• Exercise aim
Copy out all lines with the word "name" in them.

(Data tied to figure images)

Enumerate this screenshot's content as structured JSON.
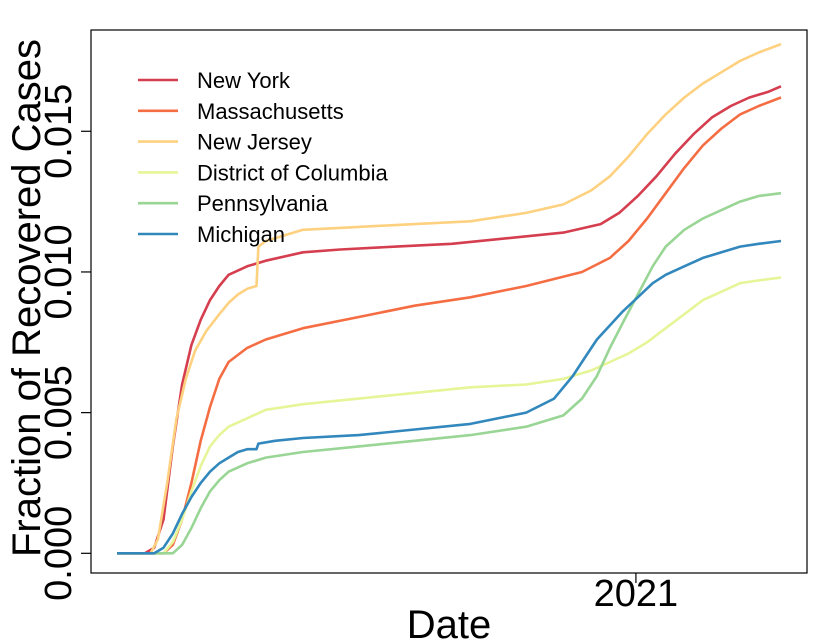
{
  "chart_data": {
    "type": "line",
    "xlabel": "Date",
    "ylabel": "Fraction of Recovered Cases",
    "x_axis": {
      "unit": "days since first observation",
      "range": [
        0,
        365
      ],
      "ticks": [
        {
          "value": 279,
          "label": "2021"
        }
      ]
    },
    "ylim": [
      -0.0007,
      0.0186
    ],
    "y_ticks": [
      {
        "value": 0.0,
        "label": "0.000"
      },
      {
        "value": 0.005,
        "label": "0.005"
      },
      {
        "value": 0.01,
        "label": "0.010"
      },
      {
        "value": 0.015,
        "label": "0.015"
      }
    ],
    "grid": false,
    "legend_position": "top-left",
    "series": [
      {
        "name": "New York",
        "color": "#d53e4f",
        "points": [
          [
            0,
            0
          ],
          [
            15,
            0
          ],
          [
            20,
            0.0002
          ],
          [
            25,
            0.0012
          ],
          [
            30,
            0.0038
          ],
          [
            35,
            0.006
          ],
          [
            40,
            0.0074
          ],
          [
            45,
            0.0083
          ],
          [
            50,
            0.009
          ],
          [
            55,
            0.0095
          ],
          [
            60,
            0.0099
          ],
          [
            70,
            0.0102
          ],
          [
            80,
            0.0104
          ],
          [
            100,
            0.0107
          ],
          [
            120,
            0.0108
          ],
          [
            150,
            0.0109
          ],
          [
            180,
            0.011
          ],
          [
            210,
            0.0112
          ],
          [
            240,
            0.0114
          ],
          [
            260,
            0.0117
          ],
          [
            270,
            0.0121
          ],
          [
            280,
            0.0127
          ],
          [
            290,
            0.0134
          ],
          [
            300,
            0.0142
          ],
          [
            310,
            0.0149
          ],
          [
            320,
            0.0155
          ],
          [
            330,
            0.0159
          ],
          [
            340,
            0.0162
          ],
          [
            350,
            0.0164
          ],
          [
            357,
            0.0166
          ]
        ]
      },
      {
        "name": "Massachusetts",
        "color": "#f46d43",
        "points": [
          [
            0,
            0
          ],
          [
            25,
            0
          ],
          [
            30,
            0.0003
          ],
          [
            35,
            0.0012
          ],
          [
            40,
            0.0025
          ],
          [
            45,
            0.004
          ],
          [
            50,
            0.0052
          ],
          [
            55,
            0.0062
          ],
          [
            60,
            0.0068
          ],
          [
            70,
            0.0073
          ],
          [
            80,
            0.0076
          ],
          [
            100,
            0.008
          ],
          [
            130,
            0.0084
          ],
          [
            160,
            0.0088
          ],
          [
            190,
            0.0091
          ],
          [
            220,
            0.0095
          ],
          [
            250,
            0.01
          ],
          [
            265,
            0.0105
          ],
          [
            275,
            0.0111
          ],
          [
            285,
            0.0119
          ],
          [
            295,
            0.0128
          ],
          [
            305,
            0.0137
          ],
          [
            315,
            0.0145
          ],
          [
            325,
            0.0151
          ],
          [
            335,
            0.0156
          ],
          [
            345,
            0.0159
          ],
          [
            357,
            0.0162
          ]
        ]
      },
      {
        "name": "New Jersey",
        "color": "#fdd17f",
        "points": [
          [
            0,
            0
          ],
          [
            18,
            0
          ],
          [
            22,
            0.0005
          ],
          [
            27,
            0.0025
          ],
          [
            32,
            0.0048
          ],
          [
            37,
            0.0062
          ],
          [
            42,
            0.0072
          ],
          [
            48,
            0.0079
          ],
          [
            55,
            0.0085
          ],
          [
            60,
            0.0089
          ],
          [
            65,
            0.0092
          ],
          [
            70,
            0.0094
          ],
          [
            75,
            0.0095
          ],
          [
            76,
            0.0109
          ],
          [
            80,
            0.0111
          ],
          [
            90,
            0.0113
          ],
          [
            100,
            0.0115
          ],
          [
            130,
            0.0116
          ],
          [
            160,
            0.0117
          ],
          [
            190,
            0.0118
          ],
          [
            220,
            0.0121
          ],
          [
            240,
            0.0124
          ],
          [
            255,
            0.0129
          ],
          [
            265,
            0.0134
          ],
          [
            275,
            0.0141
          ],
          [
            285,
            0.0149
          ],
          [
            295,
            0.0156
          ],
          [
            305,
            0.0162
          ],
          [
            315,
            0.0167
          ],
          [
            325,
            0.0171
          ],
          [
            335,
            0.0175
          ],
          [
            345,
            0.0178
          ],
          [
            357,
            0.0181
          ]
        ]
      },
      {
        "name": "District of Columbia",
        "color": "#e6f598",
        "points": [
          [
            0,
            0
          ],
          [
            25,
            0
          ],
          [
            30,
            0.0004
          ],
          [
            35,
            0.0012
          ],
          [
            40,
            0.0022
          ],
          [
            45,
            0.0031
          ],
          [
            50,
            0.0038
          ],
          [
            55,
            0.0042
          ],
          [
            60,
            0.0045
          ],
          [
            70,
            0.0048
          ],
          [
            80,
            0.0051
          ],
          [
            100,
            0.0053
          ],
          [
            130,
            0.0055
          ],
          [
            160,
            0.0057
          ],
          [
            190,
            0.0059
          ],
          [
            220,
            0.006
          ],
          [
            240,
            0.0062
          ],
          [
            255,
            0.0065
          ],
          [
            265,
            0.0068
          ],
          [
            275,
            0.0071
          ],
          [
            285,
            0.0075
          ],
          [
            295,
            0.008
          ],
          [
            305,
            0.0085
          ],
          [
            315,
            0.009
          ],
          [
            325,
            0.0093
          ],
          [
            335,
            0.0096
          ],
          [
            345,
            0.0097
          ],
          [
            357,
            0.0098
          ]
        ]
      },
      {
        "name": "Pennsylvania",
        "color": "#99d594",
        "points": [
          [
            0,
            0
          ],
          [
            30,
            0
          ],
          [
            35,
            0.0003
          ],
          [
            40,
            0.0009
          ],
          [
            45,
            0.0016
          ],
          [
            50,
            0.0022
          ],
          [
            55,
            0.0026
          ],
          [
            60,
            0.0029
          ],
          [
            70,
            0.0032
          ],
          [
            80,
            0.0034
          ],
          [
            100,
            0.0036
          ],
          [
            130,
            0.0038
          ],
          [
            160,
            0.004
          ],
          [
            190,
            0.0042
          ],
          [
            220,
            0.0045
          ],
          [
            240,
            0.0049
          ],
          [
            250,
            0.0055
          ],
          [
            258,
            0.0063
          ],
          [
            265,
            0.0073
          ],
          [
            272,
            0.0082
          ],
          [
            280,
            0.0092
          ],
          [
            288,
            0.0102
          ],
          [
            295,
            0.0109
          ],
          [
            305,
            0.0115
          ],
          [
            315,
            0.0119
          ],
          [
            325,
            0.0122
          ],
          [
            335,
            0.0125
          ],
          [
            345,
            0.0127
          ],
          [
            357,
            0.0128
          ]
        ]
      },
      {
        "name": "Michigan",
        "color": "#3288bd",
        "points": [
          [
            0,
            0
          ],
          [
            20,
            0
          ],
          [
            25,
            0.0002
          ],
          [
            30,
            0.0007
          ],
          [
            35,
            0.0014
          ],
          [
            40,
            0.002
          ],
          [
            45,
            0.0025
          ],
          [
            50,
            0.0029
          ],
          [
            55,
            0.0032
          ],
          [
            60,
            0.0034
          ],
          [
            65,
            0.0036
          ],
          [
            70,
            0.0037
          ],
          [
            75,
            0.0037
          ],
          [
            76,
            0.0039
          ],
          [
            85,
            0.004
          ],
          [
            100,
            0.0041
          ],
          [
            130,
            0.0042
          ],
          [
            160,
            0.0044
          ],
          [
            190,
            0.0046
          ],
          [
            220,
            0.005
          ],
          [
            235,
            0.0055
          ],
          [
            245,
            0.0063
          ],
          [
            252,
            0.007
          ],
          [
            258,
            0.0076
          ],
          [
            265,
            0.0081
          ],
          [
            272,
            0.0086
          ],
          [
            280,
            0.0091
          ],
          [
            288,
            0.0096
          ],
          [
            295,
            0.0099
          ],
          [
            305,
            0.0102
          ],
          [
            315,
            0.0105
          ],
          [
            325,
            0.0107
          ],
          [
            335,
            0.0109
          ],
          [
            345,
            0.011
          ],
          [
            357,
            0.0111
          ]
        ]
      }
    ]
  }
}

• Task answer
        "name": "New York",
        "name": "Massachusetts",
        "name": "New Jersey",
        "name": "District of Columbia",
        "name": "Pennsylvania",
        "name": "Michigan",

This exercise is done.